■ TEXT TO READ ■
There are three basic solutions to this. One, do clean-up after the files had been grayscale converted. (For whatever reason, doing the grayscale conversion seems to bring up a little more previously invisible noise, even though there was already a threshold adjustment layer in place). Second, use a nice "gutter sweep" technique Lou Copeland wrote me about, to get any garbage outside of the panels in one pass. Lastly, not prep pages all night with no chance for revision! (I'm afraid the last one was the real culprit here).

The second real thing to talk about is the issue of tone shrinkage.

Take a look at page 18. This, like a handful of pages here, was sourced from original art, in this case, a scan appropriated from the Heritage Auction website.

Before:



After:


You'll see that in the bottom middle panel, Cerebus is missing some of his tone above his sword. (fortunately, it happens to look light a lighting effect as it is now...)

This is because the Letratone used to make Cerebus' halftone, and various other background effects, was made up of a very thin acetate with emulsion on top, and a sticky backing. Over time this acetate shrinks while the rest of the page remains the same size, causing the tone to either pull away from its original position, or if it was particularly well-burnished in the first place, to rip in half.

I don't know the whys and wheres of tone shrinkage, why certain pages I've seen have none while others have so much. It seems somewhat a function of age, possibly relating to tone size, somewhat a function of some other factor (humidity? light exposure?) that I don't know about. But on a practical level, what it means is, essentially, a lot of work for someone.

[Element and region listings]
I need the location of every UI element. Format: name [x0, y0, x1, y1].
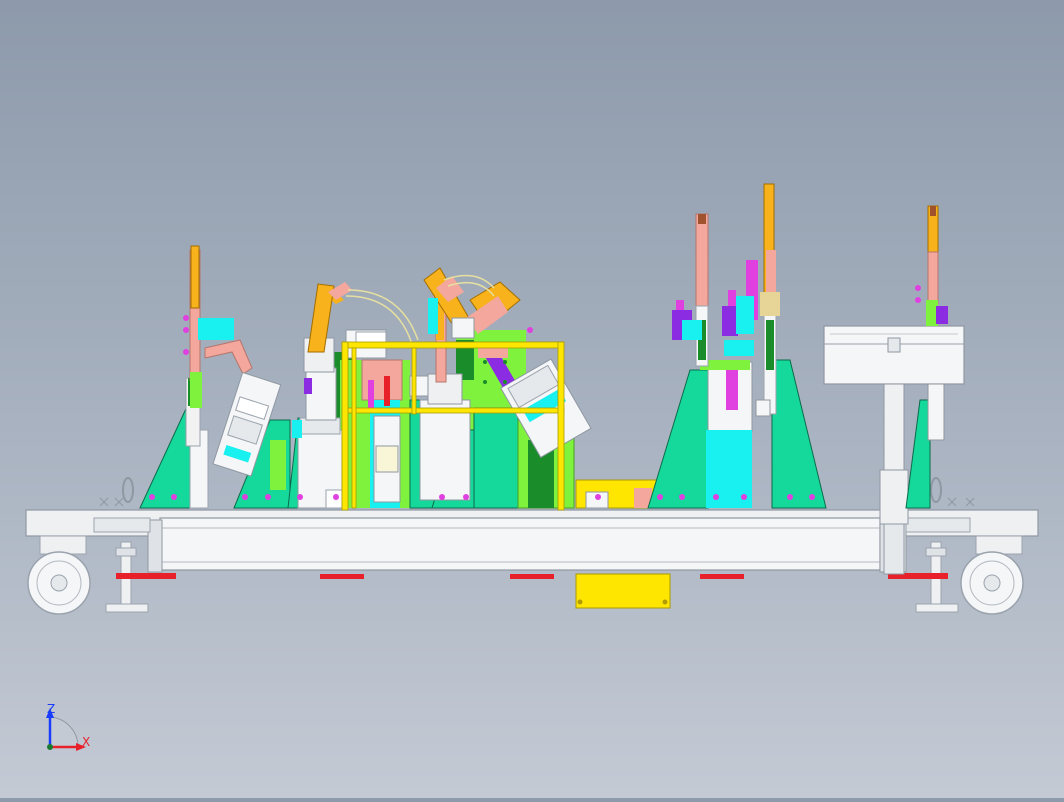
red-locating-pads	[116, 573, 948, 579]
yellow-nameplate	[575, 573, 671, 609]
coordinate-triad: Z X	[46, 702, 90, 751]
triad-z-label: Z	[47, 702, 55, 716]
sensor-box-center	[575, 479, 659, 509]
fixture-assembly-view: Z X	[25, 183, 1039, 751]
caster-wheel-left	[27, 535, 91, 615]
cad-viewport[interactable]: Z X	[0, 0, 1064, 798]
clamp-station-left	[139, 245, 291, 509]
clamp-station-right-center	[647, 183, 827, 509]
caster-wheel-right	[960, 535, 1024, 615]
triad-x-label: X	[82, 735, 90, 749]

■ PROBLEMS AND TASKS ■
A – According to the passage about tone shrinkage, why is some of Cerebus's tone missing above his sword in the bottom middle panel of page 18? Answer in one to three sentences.
B – Answer these questions from the passage about tone shrinkage, one line each:
(i) Where did the scan used for page 18 come from?
(ii) Who wrote to the writer about the "gutter sweep" technique?
(iii) Which of the three solutions does the writer consider the real culprit?
C – Continue the passage about tone shrinkage, starting after its last sentence.

■ THE REPLIES ■
A – The Letratone used for Cerebus's halftone was a very thin acetate with emulsion on top and a sticky backing. Over time the acetate shrinks while the rest of the page stays the same size. The tone therefore pulls away from its original position, or it rips in half if it was well burnished.

B –
(i) The Heritage Auction website.
(ii) Lou Copeland.
(iii) Prepping pages all night with no chance for revision.

C –
Issue 6 (pages 119-140) in the new printing is a good demonstration of both the benefits and drawbacks of working straight from aged original art without time for adjustment.

In these pages I've adjusted only what I considered the most distracting examples of the tone
shrinkage, which I've done by cloning adjacent areas of tone in Photoshop and flying it over to fill in the gaps. This is trickier than you might think, as any slight deviation in dot angle is very, very visible in print, even if it's invisible on screen.

A close-up of a panel on page 134, prior to tone cloning. 

After tone cloning. 



Both Lou Copeland and George Gatsis suggested all-out replacing tone in several instances as well, in places where the tone is damaged by newsprint or even not cut well in the first place. Once again, these are problems that will largely disappear as we get past the first two books.

But they are significant problems, in the financial sense, if nothing else. And Dave is looking to you all, the Cerebus patrons/life support system, for guidance. How much is it worth? If it cost $40 extra per page sourced from original artwork to have all of the tone as clean as clean can be, is that a good use of your money? How about $100, in the most extreme cases?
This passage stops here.